▸ AVAILABLE DATA
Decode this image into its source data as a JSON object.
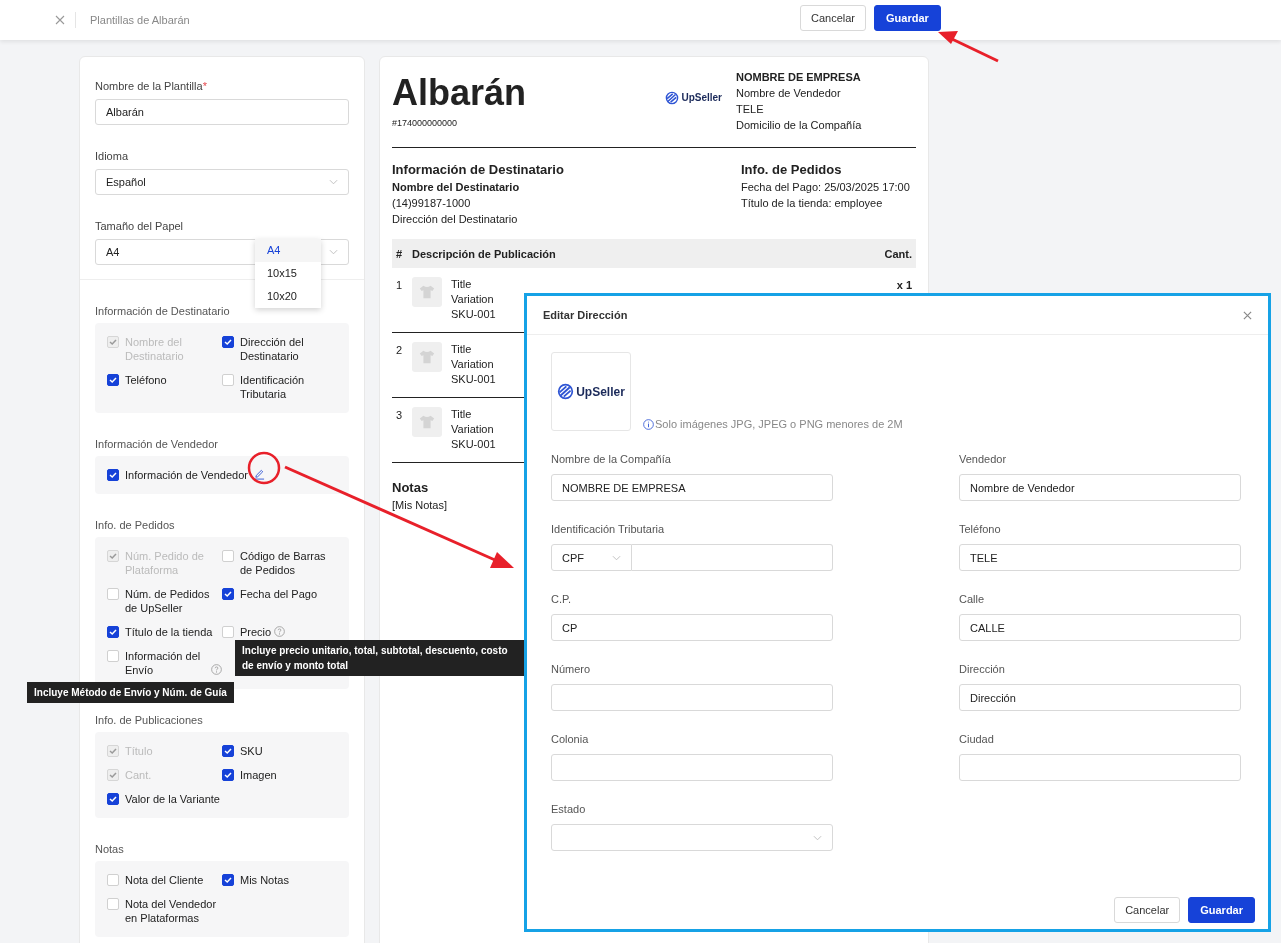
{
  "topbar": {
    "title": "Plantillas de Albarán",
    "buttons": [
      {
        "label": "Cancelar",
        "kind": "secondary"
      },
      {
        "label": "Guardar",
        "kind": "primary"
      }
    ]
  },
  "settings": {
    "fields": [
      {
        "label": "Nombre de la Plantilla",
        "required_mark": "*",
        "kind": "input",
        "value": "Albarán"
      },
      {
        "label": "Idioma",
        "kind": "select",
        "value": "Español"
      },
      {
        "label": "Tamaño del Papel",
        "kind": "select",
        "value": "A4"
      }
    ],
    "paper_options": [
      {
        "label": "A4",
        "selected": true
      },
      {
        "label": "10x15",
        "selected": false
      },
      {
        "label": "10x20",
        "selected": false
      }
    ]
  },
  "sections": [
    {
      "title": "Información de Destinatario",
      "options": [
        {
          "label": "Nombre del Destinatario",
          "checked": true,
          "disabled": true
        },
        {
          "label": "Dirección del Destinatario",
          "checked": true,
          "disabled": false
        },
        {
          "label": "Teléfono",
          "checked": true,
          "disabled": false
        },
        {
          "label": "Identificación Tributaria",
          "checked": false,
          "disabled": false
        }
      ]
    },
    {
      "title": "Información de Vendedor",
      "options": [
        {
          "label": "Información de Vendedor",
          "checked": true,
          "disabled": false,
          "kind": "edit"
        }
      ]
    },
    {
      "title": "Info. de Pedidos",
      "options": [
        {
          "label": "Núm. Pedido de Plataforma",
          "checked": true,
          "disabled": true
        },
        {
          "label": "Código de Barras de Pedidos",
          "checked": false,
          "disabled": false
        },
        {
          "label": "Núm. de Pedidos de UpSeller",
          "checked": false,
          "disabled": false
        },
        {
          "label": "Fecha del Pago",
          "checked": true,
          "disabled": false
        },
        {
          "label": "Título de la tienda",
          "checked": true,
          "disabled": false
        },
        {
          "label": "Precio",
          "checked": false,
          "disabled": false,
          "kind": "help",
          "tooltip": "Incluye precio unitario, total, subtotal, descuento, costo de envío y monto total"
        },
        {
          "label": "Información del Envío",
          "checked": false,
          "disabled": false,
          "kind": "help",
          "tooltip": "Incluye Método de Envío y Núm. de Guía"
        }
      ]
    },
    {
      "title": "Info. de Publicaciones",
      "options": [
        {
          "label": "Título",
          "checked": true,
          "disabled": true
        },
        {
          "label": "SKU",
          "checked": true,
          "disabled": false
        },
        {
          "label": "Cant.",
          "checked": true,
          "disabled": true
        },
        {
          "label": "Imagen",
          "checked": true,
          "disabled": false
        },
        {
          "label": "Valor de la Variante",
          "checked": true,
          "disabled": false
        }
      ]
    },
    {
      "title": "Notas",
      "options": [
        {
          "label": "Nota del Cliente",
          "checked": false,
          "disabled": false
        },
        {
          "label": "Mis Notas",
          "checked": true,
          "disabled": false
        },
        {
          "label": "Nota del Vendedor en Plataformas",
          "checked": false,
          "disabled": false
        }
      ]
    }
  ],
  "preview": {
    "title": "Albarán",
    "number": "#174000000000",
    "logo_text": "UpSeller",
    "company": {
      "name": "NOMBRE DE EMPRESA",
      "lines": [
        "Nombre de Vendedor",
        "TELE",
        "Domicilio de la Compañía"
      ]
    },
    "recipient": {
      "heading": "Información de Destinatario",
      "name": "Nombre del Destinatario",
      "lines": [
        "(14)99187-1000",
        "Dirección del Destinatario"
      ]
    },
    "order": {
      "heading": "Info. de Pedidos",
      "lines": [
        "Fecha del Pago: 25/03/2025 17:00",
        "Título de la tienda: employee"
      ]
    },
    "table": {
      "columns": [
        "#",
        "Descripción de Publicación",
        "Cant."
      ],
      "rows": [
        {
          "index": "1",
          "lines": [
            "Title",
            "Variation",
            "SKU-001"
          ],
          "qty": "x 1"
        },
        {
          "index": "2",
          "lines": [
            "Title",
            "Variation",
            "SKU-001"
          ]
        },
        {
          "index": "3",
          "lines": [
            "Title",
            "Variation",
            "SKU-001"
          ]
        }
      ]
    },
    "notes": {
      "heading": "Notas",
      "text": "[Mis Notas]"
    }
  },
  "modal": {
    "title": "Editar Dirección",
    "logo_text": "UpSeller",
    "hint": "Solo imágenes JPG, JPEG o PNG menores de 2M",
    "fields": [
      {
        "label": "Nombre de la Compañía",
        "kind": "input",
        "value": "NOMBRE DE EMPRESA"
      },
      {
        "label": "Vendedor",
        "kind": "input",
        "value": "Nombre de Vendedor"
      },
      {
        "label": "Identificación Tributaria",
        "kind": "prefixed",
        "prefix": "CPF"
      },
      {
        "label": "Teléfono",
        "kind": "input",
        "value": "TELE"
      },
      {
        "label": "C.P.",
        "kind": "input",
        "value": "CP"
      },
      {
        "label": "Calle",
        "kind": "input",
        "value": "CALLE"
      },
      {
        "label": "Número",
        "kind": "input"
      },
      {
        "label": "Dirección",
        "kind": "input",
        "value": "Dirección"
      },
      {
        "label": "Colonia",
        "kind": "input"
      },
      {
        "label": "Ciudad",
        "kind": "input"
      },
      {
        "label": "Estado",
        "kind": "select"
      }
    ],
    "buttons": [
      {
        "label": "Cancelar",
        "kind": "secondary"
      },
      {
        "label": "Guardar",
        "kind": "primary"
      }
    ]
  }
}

--

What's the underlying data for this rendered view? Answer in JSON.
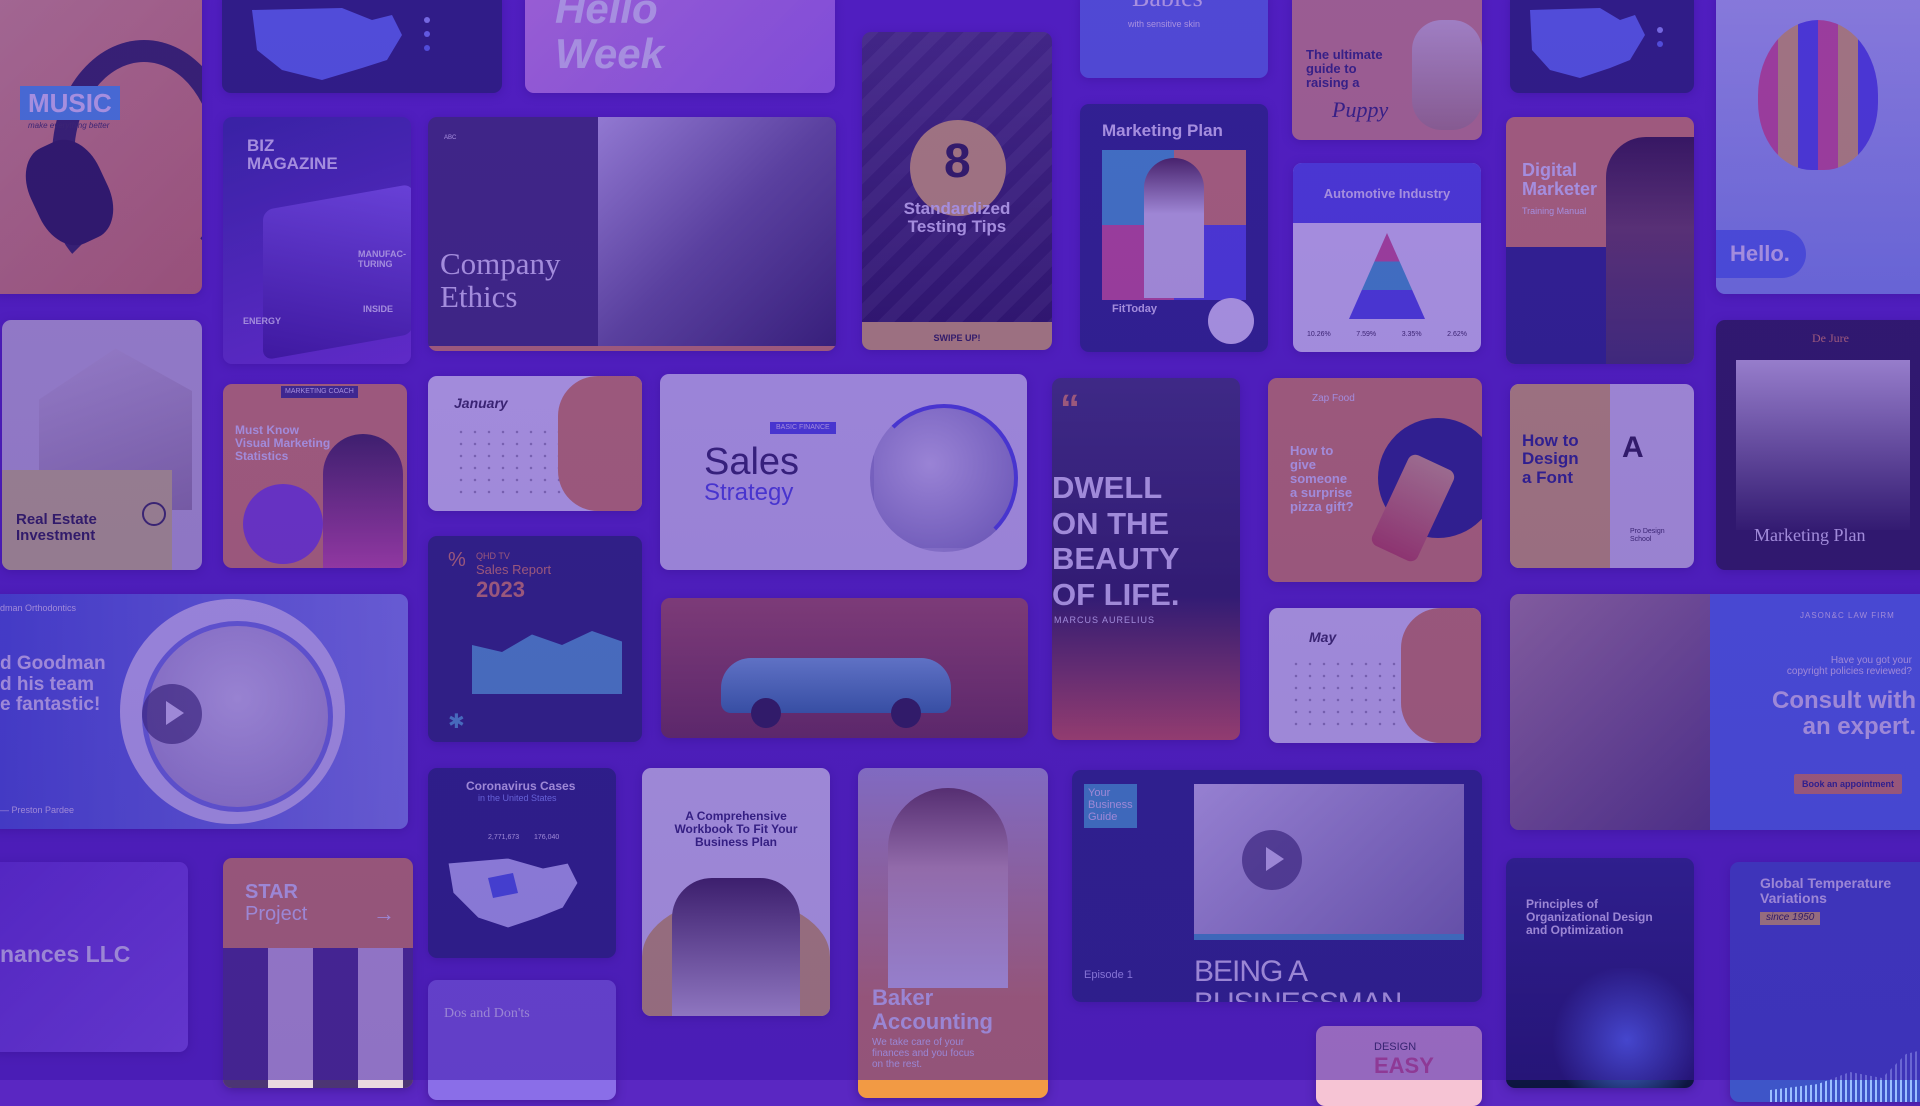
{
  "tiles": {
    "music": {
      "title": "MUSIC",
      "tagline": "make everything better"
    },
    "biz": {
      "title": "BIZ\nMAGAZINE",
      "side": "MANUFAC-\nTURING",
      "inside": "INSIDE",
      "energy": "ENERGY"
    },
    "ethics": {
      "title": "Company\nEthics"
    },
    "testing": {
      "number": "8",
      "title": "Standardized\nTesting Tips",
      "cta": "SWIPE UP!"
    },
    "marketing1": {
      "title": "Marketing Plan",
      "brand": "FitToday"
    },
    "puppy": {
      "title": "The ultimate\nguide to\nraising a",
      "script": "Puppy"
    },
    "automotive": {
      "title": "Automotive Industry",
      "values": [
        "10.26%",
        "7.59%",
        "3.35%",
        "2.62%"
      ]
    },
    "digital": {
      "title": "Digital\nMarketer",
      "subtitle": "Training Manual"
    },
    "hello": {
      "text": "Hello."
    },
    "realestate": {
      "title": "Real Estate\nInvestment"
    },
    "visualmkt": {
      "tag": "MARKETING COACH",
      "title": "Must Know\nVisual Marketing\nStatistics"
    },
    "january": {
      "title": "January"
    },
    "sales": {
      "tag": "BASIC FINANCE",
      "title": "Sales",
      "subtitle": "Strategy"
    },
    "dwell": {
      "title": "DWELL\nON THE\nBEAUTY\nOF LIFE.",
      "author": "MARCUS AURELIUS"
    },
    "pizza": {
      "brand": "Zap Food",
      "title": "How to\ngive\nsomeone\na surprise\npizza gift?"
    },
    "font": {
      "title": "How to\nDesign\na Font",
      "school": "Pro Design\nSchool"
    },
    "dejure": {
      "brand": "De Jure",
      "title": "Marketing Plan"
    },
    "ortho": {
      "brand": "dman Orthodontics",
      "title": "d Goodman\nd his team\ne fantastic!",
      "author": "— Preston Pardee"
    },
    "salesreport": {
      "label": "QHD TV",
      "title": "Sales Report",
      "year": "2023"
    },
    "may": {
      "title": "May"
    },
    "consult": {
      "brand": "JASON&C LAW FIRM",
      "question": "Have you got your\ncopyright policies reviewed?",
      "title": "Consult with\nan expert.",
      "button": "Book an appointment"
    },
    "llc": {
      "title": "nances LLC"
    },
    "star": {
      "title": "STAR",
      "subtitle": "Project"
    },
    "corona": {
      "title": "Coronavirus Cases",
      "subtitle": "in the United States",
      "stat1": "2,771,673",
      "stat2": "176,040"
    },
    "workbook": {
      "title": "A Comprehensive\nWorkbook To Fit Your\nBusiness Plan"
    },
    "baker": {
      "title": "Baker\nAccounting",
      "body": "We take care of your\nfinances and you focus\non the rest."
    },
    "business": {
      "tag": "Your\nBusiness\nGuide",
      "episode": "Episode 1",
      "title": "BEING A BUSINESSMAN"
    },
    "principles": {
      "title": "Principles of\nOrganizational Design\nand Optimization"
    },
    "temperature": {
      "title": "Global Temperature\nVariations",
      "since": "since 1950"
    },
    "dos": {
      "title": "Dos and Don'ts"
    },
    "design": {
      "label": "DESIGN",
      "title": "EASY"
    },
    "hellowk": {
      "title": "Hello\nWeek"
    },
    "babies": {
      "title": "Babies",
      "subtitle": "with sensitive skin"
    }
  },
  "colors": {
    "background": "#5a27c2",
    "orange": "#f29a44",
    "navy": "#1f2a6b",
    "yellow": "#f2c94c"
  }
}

▸ REQUIREMENT
Lines containing the word "this": copy each of them from the material.

▸ RESPONSE
Decode this image into its source data as a JSON object.
What's the underlying data for this rendered view? Answer in JSON.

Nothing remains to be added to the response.